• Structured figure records

--- --- ---

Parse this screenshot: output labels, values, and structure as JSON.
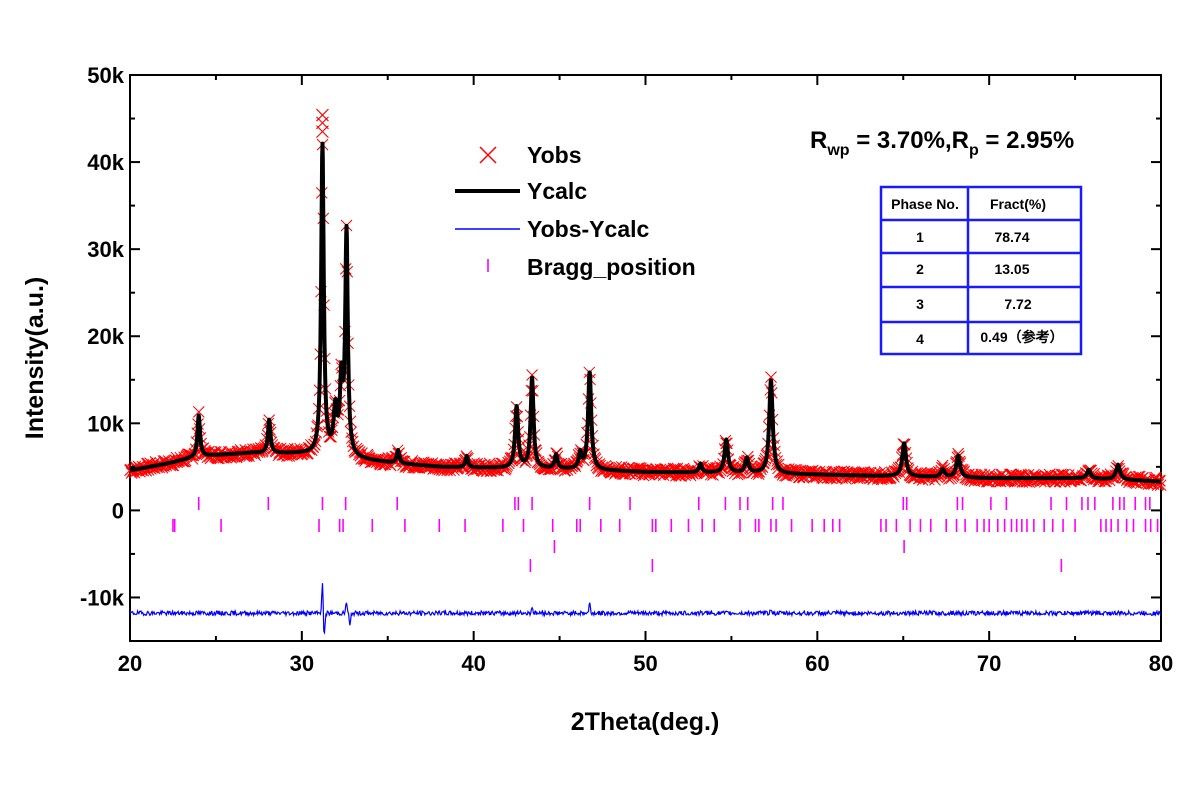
{
  "chart_data": {
    "type": "line",
    "xlabel": "2Theta(deg.)",
    "ylabel": "Intensity(a.u.)",
    "xlim": [
      20,
      80
    ],
    "ylim": [
      -15000,
      50000
    ],
    "x_ticks": [
      20,
      30,
      40,
      50,
      60,
      70,
      80
    ],
    "x_tick_labels": [
      "20",
      "30",
      "40",
      "50",
      "60",
      "70",
      "80"
    ],
    "y_ticks": [
      -10000,
      0,
      10000,
      20000,
      30000,
      40000,
      50000
    ],
    "y_tick_labels": [
      "-10k",
      "0",
      "10k",
      "20k",
      "30k",
      "40k",
      "50k"
    ],
    "grid": false,
    "legend_position": "top-center",
    "background_series": [
      [
        20,
        4600
      ],
      [
        22,
        5300
      ],
      [
        24,
        6200
      ],
      [
        27,
        6600
      ],
      [
        30,
        6500
      ],
      [
        32,
        6200
      ],
      [
        34,
        5700
      ],
      [
        36,
        5300
      ],
      [
        38,
        5000
      ],
      [
        40,
        4900
      ],
      [
        44,
        4800
      ],
      [
        46,
        4700
      ],
      [
        50,
        4400
      ],
      [
        55,
        4300
      ],
      [
        60,
        4100
      ],
      [
        65,
        3900
      ],
      [
        70,
        3700
      ],
      [
        75,
        3700
      ],
      [
        78,
        3500
      ],
      [
        80,
        3300
      ]
    ],
    "peaks": [
      {
        "x": 24.0,
        "h": 4700,
        "w": 0.09
      },
      {
        "x": 28.1,
        "h": 3800,
        "w": 0.09
      },
      {
        "x": 31.2,
        "h": 35500,
        "w": 0.09
      },
      {
        "x": 31.95,
        "h": 5000,
        "w": 0.12
      },
      {
        "x": 32.3,
        "h": 8000,
        "w": 0.1
      },
      {
        "x": 32.6,
        "h": 25500,
        "w": 0.09
      },
      {
        "x": 35.6,
        "h": 1500,
        "w": 0.09
      },
      {
        "x": 39.6,
        "h": 1300,
        "w": 0.09
      },
      {
        "x": 42.5,
        "h": 7000,
        "w": 0.11
      },
      {
        "x": 43.4,
        "h": 10300,
        "w": 0.1
      },
      {
        "x": 44.8,
        "h": 1600,
        "w": 0.1
      },
      {
        "x": 46.2,
        "h": 1800,
        "w": 0.1
      },
      {
        "x": 46.75,
        "h": 11200,
        "w": 0.11
      },
      {
        "x": 53.2,
        "h": 1000,
        "w": 0.1
      },
      {
        "x": 54.7,
        "h": 3800,
        "w": 0.12
      },
      {
        "x": 55.9,
        "h": 1700,
        "w": 0.12
      },
      {
        "x": 57.3,
        "h": 10700,
        "w": 0.12
      },
      {
        "x": 65.05,
        "h": 3800,
        "w": 0.13
      },
      {
        "x": 67.3,
        "h": 900,
        "w": 0.13
      },
      {
        "x": 68.2,
        "h": 2500,
        "w": 0.13
      },
      {
        "x": 75.8,
        "h": 1000,
        "w": 0.13
      },
      {
        "x": 77.5,
        "h": 1700,
        "w": 0.14
      }
    ],
    "diff_baseline": -11800,
    "diff_features": [
      {
        "x": 31.2,
        "h": 3500
      },
      {
        "x": 31.3,
        "h": -2800
      },
      {
        "x": 32.6,
        "h": 1200
      },
      {
        "x": 32.8,
        "h": -1500
      },
      {
        "x": 43.4,
        "h": 700
      },
      {
        "x": 46.75,
        "h": 1100
      },
      {
        "x": 57.3,
        "h": 600
      }
    ],
    "bragg_rows": [
      {
        "y_level": 0,
        "positions": [
          24.0,
          28.05,
          31.2,
          32.55,
          35.55,
          42.4,
          42.6,
          43.4,
          46.75,
          49.1,
          53.1,
          54.65,
          55.5,
          55.95,
          57.4,
          58.0,
          65.0,
          65.2,
          68.15,
          68.45,
          70.1,
          71.0,
          73.6,
          74.5,
          75.4,
          75.75,
          76.15,
          77.2,
          77.6,
          77.85,
          78.5,
          79.1,
          79.35
        ]
      },
      {
        "y_level": -1,
        "positions": [
          22.5,
          22.6,
          25.3,
          31.0,
          32.2,
          32.4,
          34.1,
          36.0,
          38.0,
          39.5,
          41.7,
          42.9,
          44.6,
          46.0,
          46.2,
          47.4,
          48.5,
          50.4,
          50.6,
          51.5,
          52.5,
          53.3,
          54.0,
          55.5,
          56.4,
          56.6,
          57.3,
          57.6,
          58.5,
          59.7,
          60.4,
          60.9,
          61.3,
          63.7,
          64.0,
          64.6,
          65.4,
          66.0,
          66.6,
          67.5,
          68.1,
          68.6,
          69.3,
          69.7,
          70.0,
          70.5,
          70.9,
          71.3,
          71.6,
          71.9,
          72.2,
          72.6,
          73.2,
          73.7,
          74.3,
          75.0,
          76.5,
          76.8,
          77.1,
          77.5,
          78.0,
          78.4,
          79.1,
          79.4,
          79.8
        ]
      },
      {
        "y_level": -2,
        "positions": [
          44.7,
          65.05
        ]
      },
      {
        "y_level": -3,
        "positions": [
          43.3,
          50.4,
          74.2
        ]
      }
    ],
    "series": [
      {
        "name": "Yobs",
        "type": "scatter",
        "marker": "x",
        "color": "#ff0000"
      },
      {
        "name": "Ycalc",
        "type": "line",
        "color": "#000000"
      },
      {
        "name": "Yobs-Ycalc",
        "type": "line",
        "color": "#0000ff"
      },
      {
        "name": "Bragg_position",
        "type": "tick",
        "color": "#ff00ff"
      }
    ],
    "annotation": {
      "R": "R",
      "wp": "wp",
      "eq1": " = 3.70%,",
      "Rp": "R",
      "p": "p",
      "eq2": " = 2.95%"
    },
    "table": {
      "headers": [
        "Phase No.",
        "Fract(%)"
      ],
      "rows": [
        [
          "1",
          "78.74"
        ],
        [
          "2",
          "13.05"
        ],
        [
          "3",
          "7.72"
        ],
        [
          "4",
          "0.49（参考）"
        ]
      ],
      "border_color": "#1a1aff"
    }
  }
}
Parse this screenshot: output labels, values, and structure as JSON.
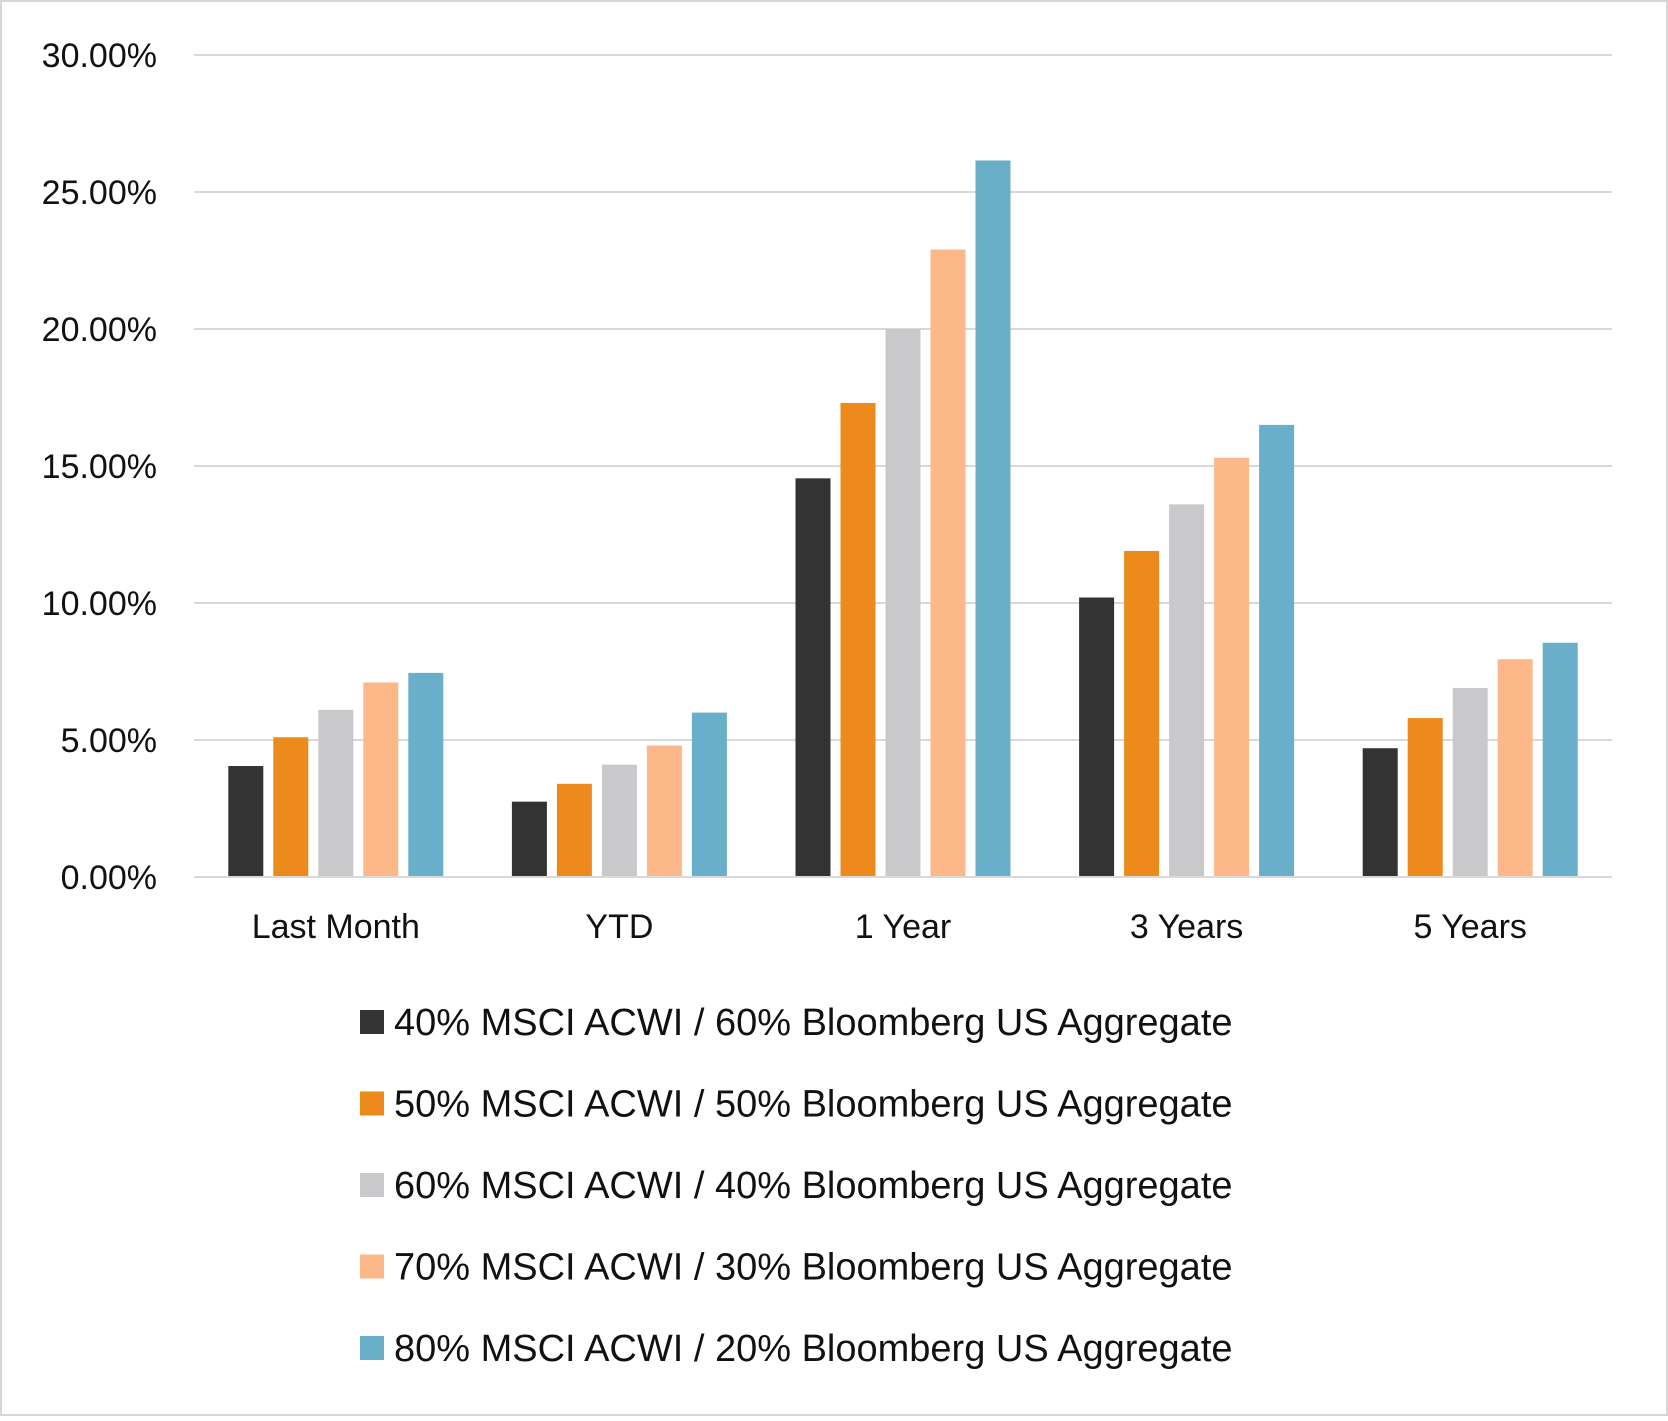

--- --- ---

• PROBLEM REQUIREMENTS
Leave out the pictures and repeat everything else in the records exactly.

• OUTPUT BELOW
Parse this screenshot: output labels, values, and structure as JSON.
{
  "chart_data": {
    "type": "line",
    "xlabel": "2Theta(deg.)",
    "ylabel": "Intensity(a.u.)",
    "xlim": [
      20,
      80
    ],
    "ylim": [
      -15000,
      50000
    ],
    "x_ticks": [
      20,
      30,
      40,
      50,
      60,
      70,
      80
    ],
    "x_tick_labels": [
      "20",
      "30",
      "40",
      "50",
      "60",
      "70",
      "80"
    ],
    "y_ticks": [
      -10000,
      0,
      10000,
      20000,
      30000,
      40000,
      50000
    ],
    "y_tick_labels": [
      "-10k",
      "0",
      "10k",
      "20k",
      "30k",
      "40k",
      "50k"
    ],
    "grid": false,
    "legend_position": "top-center",
    "background_series": [
      [
        20,
        4600
      ],
      [
        22,
        5300
      ],
      [
        24,
        6200
      ],
      [
        27,
        6600
      ],
      [
        30,
        6500
      ],
      [
        32,
        6200
      ],
      [
        34,
        5700
      ],
      [
        36,
        5300
      ],
      [
        38,
        5000
      ],
      [
        40,
        4900
      ],
      [
        44,
        4800
      ],
      [
        46,
        4700
      ],
      [
        50,
        4400
      ],
      [
        55,
        4300
      ],
      [
        60,
        4100
      ],
      [
        65,
        3900
      ],
      [
        70,
        3700
      ],
      [
        75,
        3700
      ],
      [
        78,
        3500
      ],
      [
        80,
        3300
      ]
    ],
    "peaks": [
      {
        "x": 24.0,
        "h": 4700,
        "w": 0.09
      },
      {
        "x": 28.1,
        "h": 3800,
        "w": 0.09
      },
      {
        "x": 31.2,
        "h": 35500,
        "w": 0.09
      },
      {
        "x": 31.95,
        "h": 5000,
        "w": 0.12
      },
      {
        "x": 32.3,
        "h": 8000,
        "w": 0.1
      },
      {
        "x": 32.6,
        "h": 25500,
        "w": 0.09
      },
      {
        "x": 35.6,
        "h": 1500,
        "w": 0.09
      },
      {
        "x": 39.6,
        "h": 1300,
        "w": 0.09
      },
      {
        "x": 42.5,
        "h": 7000,
        "w": 0.11
      },
      {
        "x": 43.4,
        "h": 10300,
        "w": 0.1
      },
      {
        "x": 44.8,
        "h": 1600,
        "w": 0.1
      },
      {
        "x": 46.2,
        "h": 1800,
        "w": 0.1
      },
      {
        "x": 46.75,
        "h": 11200,
        "w": 0.11
      },
      {
        "x": 53.2,
        "h": 1000,
        "w": 0.1
      },
      {
        "x": 54.7,
        "h": 3800,
        "w": 0.12
      },
      {
        "x": 55.9,
        "h": 1700,
        "w": 0.12
      },
      {
        "x": 57.3,
        "h": 10700,
        "w": 0.12
      },
      {
        "x": 65.05,
        "h": 3800,
        "w": 0.13
      },
      {
        "x": 67.3,
        "h": 900,
        "w": 0.13
      },
      {
        "x": 68.2,
        "h": 2500,
        "w": 0.13
      },
      {
        "x": 75.8,
        "h": 1000,
        "w": 0.13
      },
      {
        "x": 77.5,
        "h": 1700,
        "w": 0.14
      }
    ],
    "diff_baseline": -11800,
    "diff_features": [
      {
        "x": 31.2,
        "h": 3500
      },
      {
        "x": 31.3,
        "h": -2800
      },
      {
        "x": 32.6,
        "h": 1200
      },
      {
        "x": 32.8,
        "h": -1500
      },
      {
        "x": 43.4,
        "h": 700
      },
      {
        "x": 46.75,
        "h": 1100
      },
      {
        "x": 57.3,
        "h": 600
      }
    ],
    "bragg_rows": [
      {
        "y_level": 0,
        "positions": [
          24.0,
          28.05,
          31.2,
          32.55,
          35.55,
          42.4,
          42.6,
          43.4,
          46.75,
          49.1,
          53.1,
          54.65,
          55.5,
          55.95,
          57.4,
          58.0,
          65.0,
          65.2,
          68.15,
          68.45,
          70.1,
          71.0,
          73.6,
          74.5,
          75.4,
          75.75,
          76.15,
          77.2,
          77.6,
          77.85,
          78.5,
          79.1,
          79.35
        ]
      },
      {
        "y_level": -1,
        "positions": [
          22.5,
          22.6,
          25.3,
          31.0,
          32.2,
          32.4,
          34.1,
          36.0,
          38.0,
          39.5,
          41.7,
          42.9,
          44.6,
          46.0,
          46.2,
          47.4,
          48.5,
          50.4,
          50.6,
          51.5,
          52.5,
          53.3,
          54.0,
          55.5,
          56.4,
          56.6,
          57.3,
          57.6,
          58.5,
          59.7,
          60.4,
          60.9,
          61.3,
          63.7,
          64.0,
          64.6,
          65.4,
          66.0,
          66.6,
          67.5,
          68.1,
          68.6,
          69.3,
          69.7,
          70.0,
          70.5,
          70.9,
          71.3,
          71.6,
          71.9,
          72.2,
          72.6,
          73.2,
          73.7,
          74.3,
          75.0,
          76.5,
          76.8,
          77.1,
          77.5,
          78.0,
          78.4,
          79.1,
          79.4,
          79.8
        ]
      },
      {
        "y_level": -2,
        "positions": [
          44.7,
          65.05
        ]
      },
      {
        "y_level": -3,
        "positions": [
          43.3,
          50.4,
          74.2
        ]
      }
    ],
    "series": [
      {
        "name": "Yobs",
        "type": "scatter",
        "marker": "x",
        "color": "#ff0000"
      },
      {
        "name": "Ycalc",
        "type": "line",
        "color": "#000000"
      },
      {
        "name": "Yobs-Ycalc",
        "type": "line",
        "color": "#0000ff"
      },
      {
        "name": "Bragg_position",
        "type": "tick",
        "color": "#ff00ff"
      }
    ],
    "annotation": {
      "R": "R",
      "wp": "wp",
      "eq1": " = 3.70%,",
      "Rp": "R",
      "p": "p",
      "eq2": " = 2.95%"
    },
    "table": {
      "headers": [
        "Phase No.",
        "Fract(%)"
      ],
      "rows": [
        [
          "1",
          "78.74"
        ],
        [
          "2",
          "13.05"
        ],
        [
          "3",
          "7.72"
        ],
        [
          "4",
          "0.49（参考）"
        ]
      ],
      "border_color": "#1a1aff"
    }
  }
}
Parse this screenshot: output labels, values, and structure as JSON.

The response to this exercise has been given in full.